Verilen alıntı =>
○ ○ ○ ○ ○ ○ ○
28 Nisan 2014 Pazartesi

‘Tarihsiz ve coğrafyasız devrim olmaz!’


Türkiye ilericiliğinde ülkemizin ve halkımızın tarihsel konumuna yönelik arayışlar yoğunlaşıyor. Ahmet Yıldız’a göre, Türk ilericiliği bu alandaki eksikliğinin faturasını çok ağır ödediğinin daha yeni yeni farkına varıyor.

Türkiye ilericiliğinin devrim mücadelesinde, bu ülkenin ve halkının gerek tarih gerekse coğrafya içindeki konuşlanmasının yeterince irdelenmediği, dolayısıyla bu alanın Türk gericiliği tarafından “başarıyla işgal edildiği” bir kez daha vurgulandı. Kısa bir süre önce çıkardığı yeni kitabı “Nizamülmülk’ün Öldürülüşü”nde, bu büyük boşluğu edebiyat ile ilişkilendirmeye çalıştığını belirten yazar Ahmet Yıldız, önümüzdeki dönemin devrimci mücadelesinde, tarih ve coğrafyamıza onları dönüştürmek üzere müdahale etmenin özel bir önem taşıyacağına dikkat çekti. Yaşadığımız toprakların ve emekçi halkımızın gerçek tarihini bilmeden sosyalist, yazar, şair, politikacı vs. olunamayacağını savunan Ahmet Yıldız, sorularımızı yanıtladı.


Yeni kitabınızda, onyıllardır gericiliğin silahları arasında kabul edilen Türk tarihini bire bir kullanan öykülere yer verdiniz? Niçin?
○ ○ ○ ○ ○ ○ ○
Yerleşim bölgesi kayıtları
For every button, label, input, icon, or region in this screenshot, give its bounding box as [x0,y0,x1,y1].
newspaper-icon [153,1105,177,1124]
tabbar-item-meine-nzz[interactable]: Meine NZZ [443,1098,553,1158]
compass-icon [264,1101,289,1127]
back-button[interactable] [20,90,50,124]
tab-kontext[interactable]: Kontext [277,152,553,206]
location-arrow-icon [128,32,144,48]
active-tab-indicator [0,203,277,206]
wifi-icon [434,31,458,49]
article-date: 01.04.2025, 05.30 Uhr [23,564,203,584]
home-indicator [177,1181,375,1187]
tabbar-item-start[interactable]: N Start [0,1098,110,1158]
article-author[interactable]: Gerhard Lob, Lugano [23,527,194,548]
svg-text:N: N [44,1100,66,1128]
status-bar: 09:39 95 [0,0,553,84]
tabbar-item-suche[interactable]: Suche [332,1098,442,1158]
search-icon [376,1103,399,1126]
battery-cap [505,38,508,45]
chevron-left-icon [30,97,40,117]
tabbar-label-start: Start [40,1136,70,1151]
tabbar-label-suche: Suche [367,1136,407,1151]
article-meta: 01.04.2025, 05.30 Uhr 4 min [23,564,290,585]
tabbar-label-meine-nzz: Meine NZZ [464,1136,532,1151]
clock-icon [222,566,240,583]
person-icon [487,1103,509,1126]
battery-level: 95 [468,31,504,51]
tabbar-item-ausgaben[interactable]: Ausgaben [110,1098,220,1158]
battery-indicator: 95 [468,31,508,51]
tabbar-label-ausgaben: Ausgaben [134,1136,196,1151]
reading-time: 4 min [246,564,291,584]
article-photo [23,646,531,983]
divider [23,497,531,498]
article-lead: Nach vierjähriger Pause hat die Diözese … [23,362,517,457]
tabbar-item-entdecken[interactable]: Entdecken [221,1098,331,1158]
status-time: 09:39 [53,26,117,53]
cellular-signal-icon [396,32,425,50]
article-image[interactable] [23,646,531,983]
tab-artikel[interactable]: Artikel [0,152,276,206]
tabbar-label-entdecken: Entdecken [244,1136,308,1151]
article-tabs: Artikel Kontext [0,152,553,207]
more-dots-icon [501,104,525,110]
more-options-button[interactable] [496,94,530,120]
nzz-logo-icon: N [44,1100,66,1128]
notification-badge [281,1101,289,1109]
○ ○ ○ ○ ○ ○ ○
Problemler =>
**a.** Ahmet Yıldız söyleşisinin "Türkiye ilericiliğinde ülkemizin" ile başlayıp "yeni farkına varıyor." ile biten bölümünü hiç değiştirmeden yeniden yazın.
**b.** Ahmet Yıldız söyleşisine göre, yaşadığımız toprakların ve emekçi halkımızın gerçek tarihi bilinmeden hangileri olunamaz? Hepsini sıralayın.
**c.** Ahmet Yıldız söyleşisini kaldığı yerden devam ettirin.
Bu verilerin metinle hiçbir ilgisi yoktur.

Çözülmüş problemler =>
**a.**
Türkiye ilericiliğinde ülkemizin ve halkımızın tarihsel konumuna yönelik arayışlar yoğunlaşıyor. Ahmet Yıldız’a göre, Türk ilericiliği bu alandaki eksikliğinin faturasını çok ağır ödediğinin daha yeni yeni farkına varıyor.

**b.** sosyalist, yazar, şair, politikacı

**c.**
Biz Türk yazar ve şairler ideolojik bile ol(a)mayan bahanelerle tarihimizden uzak durup kaçıyoruz. Benim için “Türk”, Türk dilini kullanan, bu dile kendini ait hisseden kişilerdir. Yoksa
soy sopla ilgilenmek bizim işimiz değildir; doğru da değildir, sonuç almak da mümkün değildir. Türk dili öyle ki, dünyadaki 5 bin küsür dil içinde dilbilgisi kuralı apayrı beş dilin başını çeken konumda. 4995 adet Hint Avrupa Dilleri karşısında tek Ural Altay dili gibi bir şey. İşte bu dilin izini geriye doğru sürdüğümüzde biz yazar ve edebiyatçılar için müthiş bir zenginlik görüyoruz. Benim “yol”um, ilgim buraya... Bence Almanları da tanımak için diline bakılmalı. Örneğin Kürtleri de tanımak için Kürtçenin izini sürmek gerekir. Kimdir Kürtler?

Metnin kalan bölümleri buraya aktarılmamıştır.